## Task statement
Can you quote the records below in full, word for word?

Extracted records:
———
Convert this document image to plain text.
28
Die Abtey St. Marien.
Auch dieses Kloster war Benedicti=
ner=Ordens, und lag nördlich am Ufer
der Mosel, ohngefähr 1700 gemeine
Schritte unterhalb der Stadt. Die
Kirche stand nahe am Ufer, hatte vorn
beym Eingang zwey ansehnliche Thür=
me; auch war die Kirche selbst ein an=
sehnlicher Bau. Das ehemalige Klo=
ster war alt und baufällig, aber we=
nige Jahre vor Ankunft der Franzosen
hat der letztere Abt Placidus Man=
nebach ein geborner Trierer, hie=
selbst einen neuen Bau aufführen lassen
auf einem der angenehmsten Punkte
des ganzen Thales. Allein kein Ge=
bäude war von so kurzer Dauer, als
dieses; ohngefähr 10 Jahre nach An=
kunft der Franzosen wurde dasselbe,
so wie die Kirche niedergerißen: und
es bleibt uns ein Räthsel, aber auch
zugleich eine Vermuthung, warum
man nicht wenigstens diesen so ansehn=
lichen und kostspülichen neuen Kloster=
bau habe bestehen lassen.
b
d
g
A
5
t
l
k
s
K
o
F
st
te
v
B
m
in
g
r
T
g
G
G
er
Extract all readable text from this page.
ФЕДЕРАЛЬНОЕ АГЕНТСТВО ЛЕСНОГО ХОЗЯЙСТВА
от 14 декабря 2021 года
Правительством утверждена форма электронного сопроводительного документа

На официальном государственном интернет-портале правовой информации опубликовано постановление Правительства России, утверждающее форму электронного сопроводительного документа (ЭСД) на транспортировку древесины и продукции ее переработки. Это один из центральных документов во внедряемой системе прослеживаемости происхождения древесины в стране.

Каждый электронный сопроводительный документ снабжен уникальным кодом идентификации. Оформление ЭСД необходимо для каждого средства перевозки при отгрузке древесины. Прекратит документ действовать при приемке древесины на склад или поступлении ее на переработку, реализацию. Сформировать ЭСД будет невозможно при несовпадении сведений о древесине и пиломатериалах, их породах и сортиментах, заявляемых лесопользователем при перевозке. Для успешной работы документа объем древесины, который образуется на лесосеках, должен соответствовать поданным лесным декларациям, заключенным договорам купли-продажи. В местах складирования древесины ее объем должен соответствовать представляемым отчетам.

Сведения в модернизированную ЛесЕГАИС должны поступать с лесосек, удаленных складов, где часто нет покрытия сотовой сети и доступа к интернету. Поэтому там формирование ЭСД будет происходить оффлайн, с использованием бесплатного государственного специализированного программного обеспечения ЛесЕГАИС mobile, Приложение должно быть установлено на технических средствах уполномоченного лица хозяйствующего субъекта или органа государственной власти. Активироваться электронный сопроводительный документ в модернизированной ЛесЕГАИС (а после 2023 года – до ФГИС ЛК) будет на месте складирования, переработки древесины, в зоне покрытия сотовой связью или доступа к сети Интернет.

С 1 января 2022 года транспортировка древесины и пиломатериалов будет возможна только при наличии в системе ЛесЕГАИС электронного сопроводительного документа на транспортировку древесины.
———
## Full answer
Convert this document image to plain text.
28
Die Abtey St. Marien.
Auch dieses Kloster war Benedicti=
ner=Ordens, und lag nördlich am Ufer
der Mosel, ohngefähr 1700 gemeine
Schritte unterhalb der Stadt. Die
Kirche stand nahe am Ufer, hatte vorn
beym Eingang zwey ansehnliche Thür=
me; auch war die Kirche selbst ein an=
sehnlicher Bau. Das ehemalige Klo=
ster war alt und baufällig, aber we=
nige Jahre vor Ankunft der Franzosen
hat der letztere Abt Placidus Man=
nebach ein geborner Trierer, hie=
selbst einen neuen Bau aufführen lassen
auf einem der angenehmsten Punkte
des ganzen Thales. Allein kein Ge=
bäude war von so kurzer Dauer, als
dieses; ohngefähr 10 Jahre nach An=
kunft der Franzosen wurde dasselbe,
so wie die Kirche niedergerißen: und
es bleibt uns ein Räthsel, aber auch
zugleich eine Vermuthung, warum
man nicht wenigstens diesen so ansehn=
lichen und kostspülichen neuen Kloster=
bau habe bestehen lassen.
b
d
g
A
5
t
l
k
s
K
o
F
st
te
v
B
m
in
g
r
T
g
G
G
er
Extract all readable text from this page.
ФЕДЕРАЛЬНОЕ АГЕНТСТВО ЛЕСНОГО ХОЗЯЙСТВА
от 14 декабря 2021 года
Правительством утверждена форма электронного сопроводительного документа

На официальном государственном интернет-портале правовой информации опубликовано постановление Правительства России, утверждающее форму электронного сопроводительного документа (ЭСД) на транспортировку древесины и продукции ее переработки. Это один из центральных документов во внедряемой системе прослеживаемости происхождения древесины в стране.

Каждый электронный сопроводительный документ снабжен уникальным кодом идентификации. Оформление ЭСД необходимо для каждого средства перевозки при отгрузке древесины. Прекратит документ действовать при приемке древесины на склад или поступлении ее на переработку, реализацию. Сформировать ЭСД будет невозможно при несовпадении сведений о древесине и пиломатериалах, их породах и сортиментах, заявляемых лесопользователем при перевозке. Для успешной работы документа объем древесины, который образуется на лесосеках, должен соответствовать поданным лесным декларациям, заключенным договорам купли-продажи. В местах складирования древесины ее объем должен соответствовать представляемым отчетам.

Сведения в модернизированную ЛесЕГАИС должны поступать с лесосек, удаленных складов, где часто нет покрытия сотовой сети и доступа к интернету. Поэтому там формирование ЭСД будет происходить оффлайн, с использованием бесплатного государственного специализированного программного обеспечения ЛесЕГАИС mobile, Приложение должно быть установлено на технических средствах уполномоченного лица хозяйствующего субъекта или органа государственной власти. Активироваться электронный сопроводительный документ в модернизированной ЛесЕГАИС (а после 2023 года – до ФГИС ЛК) будет на месте складирования, переработки древесины, в зоне покрытия сотовой связью или доступа к сети Интернет.

С 1 января 2022 года транспортировка древесины и пиломатериалов будет возможна только при наличии в системе ЛесЕГАИС электронного сопроводительного документа на транспортировку древесины.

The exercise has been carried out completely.